Required task: Give the listing again in full, exactly as written.

Input data:
§

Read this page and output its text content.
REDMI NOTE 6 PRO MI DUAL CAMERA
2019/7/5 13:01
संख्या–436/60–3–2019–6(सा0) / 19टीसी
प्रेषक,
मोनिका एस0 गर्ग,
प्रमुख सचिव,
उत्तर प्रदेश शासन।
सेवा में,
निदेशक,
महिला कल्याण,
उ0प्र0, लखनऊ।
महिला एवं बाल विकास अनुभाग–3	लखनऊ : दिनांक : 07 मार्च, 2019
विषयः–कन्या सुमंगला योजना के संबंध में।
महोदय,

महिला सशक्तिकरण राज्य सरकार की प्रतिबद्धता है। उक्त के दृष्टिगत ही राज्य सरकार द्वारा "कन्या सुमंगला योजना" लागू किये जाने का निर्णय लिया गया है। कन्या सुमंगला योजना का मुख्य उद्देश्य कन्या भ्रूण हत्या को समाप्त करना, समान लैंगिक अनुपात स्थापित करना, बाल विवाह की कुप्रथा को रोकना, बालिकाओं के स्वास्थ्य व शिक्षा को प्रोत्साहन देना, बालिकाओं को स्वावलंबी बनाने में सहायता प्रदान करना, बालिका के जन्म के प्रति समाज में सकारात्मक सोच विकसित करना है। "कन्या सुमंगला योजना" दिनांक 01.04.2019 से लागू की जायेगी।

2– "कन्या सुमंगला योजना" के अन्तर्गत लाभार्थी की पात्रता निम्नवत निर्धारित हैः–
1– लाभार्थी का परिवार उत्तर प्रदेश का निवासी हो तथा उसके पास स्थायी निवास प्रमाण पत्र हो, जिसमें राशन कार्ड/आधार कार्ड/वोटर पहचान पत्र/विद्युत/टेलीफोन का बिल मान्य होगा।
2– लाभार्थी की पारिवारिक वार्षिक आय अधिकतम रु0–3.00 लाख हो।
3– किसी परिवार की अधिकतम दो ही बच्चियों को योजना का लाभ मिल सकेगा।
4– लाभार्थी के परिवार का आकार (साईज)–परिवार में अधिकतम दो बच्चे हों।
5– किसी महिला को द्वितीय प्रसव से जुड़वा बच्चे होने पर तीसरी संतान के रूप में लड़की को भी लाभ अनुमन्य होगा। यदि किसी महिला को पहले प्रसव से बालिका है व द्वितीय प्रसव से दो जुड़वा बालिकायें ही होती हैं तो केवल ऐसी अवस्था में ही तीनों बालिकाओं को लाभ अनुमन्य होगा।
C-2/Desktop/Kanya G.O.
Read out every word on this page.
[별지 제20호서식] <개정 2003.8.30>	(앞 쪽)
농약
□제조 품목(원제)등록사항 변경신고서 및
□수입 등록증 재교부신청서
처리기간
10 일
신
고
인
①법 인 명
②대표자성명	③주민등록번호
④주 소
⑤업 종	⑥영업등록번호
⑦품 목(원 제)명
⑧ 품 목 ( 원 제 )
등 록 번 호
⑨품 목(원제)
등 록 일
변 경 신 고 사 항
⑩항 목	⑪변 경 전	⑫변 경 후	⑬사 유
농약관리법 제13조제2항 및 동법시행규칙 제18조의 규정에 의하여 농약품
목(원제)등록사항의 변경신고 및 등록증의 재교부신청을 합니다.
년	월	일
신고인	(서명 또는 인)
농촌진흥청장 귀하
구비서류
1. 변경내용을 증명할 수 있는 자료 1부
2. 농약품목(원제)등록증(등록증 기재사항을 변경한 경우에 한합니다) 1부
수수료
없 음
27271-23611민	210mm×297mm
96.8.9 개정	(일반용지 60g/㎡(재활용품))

§

Complete answer:
Read this page and output its text content.
REDMI NOTE 6 PRO MI DUAL CAMERA
2019/7/5 13:01
संख्या–436/60–3–2019–6(सा0) / 19टीसी
प्रेषक,
मोनिका एस0 गर्ग,
प्रमुख सचिव,
उत्तर प्रदेश शासन।
सेवा में,
निदेशक,
महिला कल्याण,
उ0प्र0, लखनऊ।
महिला एवं बाल विकास अनुभाग–3	लखनऊ : दिनांक : 07 मार्च, 2019
विषयः–कन्या सुमंगला योजना के संबंध में।
महोदय,

महिला सशक्तिकरण राज्य सरकार की प्रतिबद्धता है। उक्त के दृष्टिगत ही राज्य सरकार द्वारा "कन्या सुमंगला योजना" लागू किये जाने का निर्णय लिया गया है। कन्या सुमंगला योजना का मुख्य उद्देश्य कन्या भ्रूण हत्या को समाप्त करना, समान लैंगिक अनुपात स्थापित करना, बाल विवाह की कुप्रथा को रोकना, बालिकाओं के स्वास्थ्य व शिक्षा को प्रोत्साहन देना, बालिकाओं को स्वावलंबी बनाने में सहायता प्रदान करना, बालिका के जन्म के प्रति समाज में सकारात्मक सोच विकसित करना है। "कन्या सुमंगला योजना" दिनांक 01.04.2019 से लागू की जायेगी।

2– "कन्या सुमंगला योजना" के अन्तर्गत लाभार्थी की पात्रता निम्नवत निर्धारित हैः–
1– लाभार्थी का परिवार उत्तर प्रदेश का निवासी हो तथा उसके पास स्थायी निवास प्रमाण पत्र हो, जिसमें राशन कार्ड/आधार कार्ड/वोटर पहचान पत्र/विद्युत/टेलीफोन का बिल मान्य होगा।
2– लाभार्थी की पारिवारिक वार्षिक आय अधिकतम रु0–3.00 लाख हो।
3– किसी परिवार की अधिकतम दो ही बच्चियों को योजना का लाभ मिल सकेगा।
4– लाभार्थी के परिवार का आकार (साईज)–परिवार में अधिकतम दो बच्चे हों।
5– किसी महिला को द्वितीय प्रसव से जुड़वा बच्चे होने पर तीसरी संतान के रूप में लड़की को भी लाभ अनुमन्य होगा। यदि किसी महिला को पहले प्रसव से बालिका है व द्वितीय प्रसव से दो जुड़वा बालिकायें ही होती हैं तो केवल ऐसी अवस्था में ही तीनों बालिकाओं को लाभ अनुमन्य होगा।
C-2/Desktop/Kanya G.O.
Read out every word on this page.
[별지 제20호서식] <개정 2003.8.30>	(앞 쪽)
농약
□제조 품목(원제)등록사항 변경신고서 및
□수입 등록증 재교부신청서
처리기간
10 일
신
고
인
①법 인 명
②대표자성명	③주민등록번호
④주 소
⑤업 종	⑥영업등록번호
⑦품 목(원 제)명
⑧ 품 목 ( 원 제 )
등 록 번 호
⑨품 목(원제)
등 록 일
변 경 신 고 사 항
⑩항 목	⑪변 경 전	⑫변 경 후	⑬사 유
농약관리법 제13조제2항 및 동법시행규칙 제18조의 규정에 의하여 농약품
목(원제)등록사항의 변경신고 및 등록증의 재교부신청을 합니다.
년	월	일
신고인	(서명 또는 인)
농촌진흥청장 귀하
구비서류
1. 변경내용을 증명할 수 있는 자료 1부
2. 농약품목(원제)등록증(등록증 기재사항을 변경한 경우에 한합니다) 1부
수수료
없 음
27271-23611민	210mm×297mm
96.8.9 개정	(일반용지 60g/㎡(재활용품))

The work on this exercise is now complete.